** EXERCISE OBJECTIVE **
Return all of the lines below exactly as they are.
═══
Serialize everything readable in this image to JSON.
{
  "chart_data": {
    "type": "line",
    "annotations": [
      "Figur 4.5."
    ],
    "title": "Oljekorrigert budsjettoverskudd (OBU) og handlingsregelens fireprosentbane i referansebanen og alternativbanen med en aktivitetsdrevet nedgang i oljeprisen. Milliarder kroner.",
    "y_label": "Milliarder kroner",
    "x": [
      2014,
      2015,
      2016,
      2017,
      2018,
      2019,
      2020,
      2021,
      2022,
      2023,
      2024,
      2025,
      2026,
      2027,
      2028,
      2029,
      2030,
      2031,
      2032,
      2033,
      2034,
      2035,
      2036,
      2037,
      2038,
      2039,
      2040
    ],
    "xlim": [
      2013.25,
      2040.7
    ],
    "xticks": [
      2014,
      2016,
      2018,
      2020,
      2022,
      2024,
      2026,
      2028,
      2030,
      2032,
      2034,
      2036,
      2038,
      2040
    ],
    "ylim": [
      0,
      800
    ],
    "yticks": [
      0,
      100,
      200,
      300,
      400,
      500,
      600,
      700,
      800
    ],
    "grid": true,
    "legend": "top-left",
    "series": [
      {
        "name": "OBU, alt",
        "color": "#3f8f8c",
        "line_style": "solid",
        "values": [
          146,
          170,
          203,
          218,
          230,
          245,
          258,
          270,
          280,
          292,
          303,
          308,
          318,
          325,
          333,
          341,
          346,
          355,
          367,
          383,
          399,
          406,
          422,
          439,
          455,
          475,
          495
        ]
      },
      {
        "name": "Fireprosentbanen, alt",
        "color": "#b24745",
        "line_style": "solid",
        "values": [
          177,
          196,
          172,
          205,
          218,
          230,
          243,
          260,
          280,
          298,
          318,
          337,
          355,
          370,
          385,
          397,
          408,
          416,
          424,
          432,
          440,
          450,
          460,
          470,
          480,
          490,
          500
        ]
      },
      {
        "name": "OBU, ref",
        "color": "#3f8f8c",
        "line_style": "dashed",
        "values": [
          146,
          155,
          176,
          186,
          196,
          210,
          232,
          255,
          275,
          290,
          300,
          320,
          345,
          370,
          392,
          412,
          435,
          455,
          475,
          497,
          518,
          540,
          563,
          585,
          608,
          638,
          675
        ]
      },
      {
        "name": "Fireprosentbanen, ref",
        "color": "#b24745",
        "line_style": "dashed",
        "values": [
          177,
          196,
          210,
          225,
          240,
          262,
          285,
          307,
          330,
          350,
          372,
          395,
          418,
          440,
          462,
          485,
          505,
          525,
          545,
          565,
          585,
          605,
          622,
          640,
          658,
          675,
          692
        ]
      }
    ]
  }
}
═══
** OUTPUT OF THE TASK **
Serialize everything readable in this image to JSON.
{
  "chart_data": {
    "type": "line",
    "annotations": [
      "Figur 4.5."
    ],
    "title": "Oljekorrigert budsjettoverskudd (OBU) og handlingsregelens fireprosentbane i referansebanen og alternativbanen med en aktivitetsdrevet nedgang i oljeprisen. Milliarder kroner.",
    "y_label": "Milliarder kroner",
    "x": [
      2014,
      2015,
      2016,
      2017,
      2018,
      2019,
      2020,
      2021,
      2022,
      2023,
      2024,
      2025,
      2026,
      2027,
      2028,
      2029,
      2030,
      2031,
      2032,
      2033,
      2034,
      2035,
      2036,
      2037,
      2038,
      2039,
      2040
    ],
    "xlim": [
      2013.25,
      2040.7
    ],
    "xticks": [
      2014,
      2016,
      2018,
      2020,
      2022,
      2024,
      2026,
      2028,
      2030,
      2032,
      2034,
      2036,
      2038,
      2040
    ],
    "ylim": [
      0,
      800
    ],
    "yticks": [
      0,
      100,
      200,
      300,
      400,
      500,
      600,
      700,
      800
    ],
    "grid": true,
    "legend": "top-left",
    "series": [
      {
        "name": "OBU, alt",
        "color": "#3f8f8c",
        "line_style": "solid",
        "values": [
          146,
          170,
          203,
          218,
          230,
          245,
          258,
          270,
          280,
          292,
          303,
          308,
          318,
          325,
          333,
          341,
          346,
          355,
          367,
          383,
          399,
          406,
          422,
          439,
          455,
          475,
          495
        ]
      },
      {
        "name": "Fireprosentbanen, alt",
        "color": "#b24745",
        "line_style": "solid",
        "values": [
          177,
          196,
          172,
          205,
          218,
          230,
          243,
          260,
          280,
          298,
          318,
          337,
          355,
          370,
          385,
          397,
          408,
          416,
          424,
          432,
          440,
          450,
          460,
          470,
          480,
          490,
          500
        ]
      },
      {
        "name": "OBU, ref",
        "color": "#3f8f8c",
        "line_style": "dashed",
        "values": [
          146,
          155,
          176,
          186,
          196,
          210,
          232,
          255,
          275,
          290,
          300,
          320,
          345,
          370,
          392,
          412,
          435,
          455,
          475,
          497,
          518,
          540,
          563,
          585,
          608,
          638,
          675
        ]
      },
      {
        "name": "Fireprosentbanen, ref",
        "color": "#b24745",
        "line_style": "dashed",
        "values": [
          177,
          196,
          210,
          225,
          240,
          262,
          285,
          307,
          330,
          350,
          372,
          395,
          418,
          440,
          462,
          485,
          505,
          525,
          545,
          565,
          585,
          605,
          622,
          640,
          658,
          675,
          692
        ]
      }
    ]
  }
}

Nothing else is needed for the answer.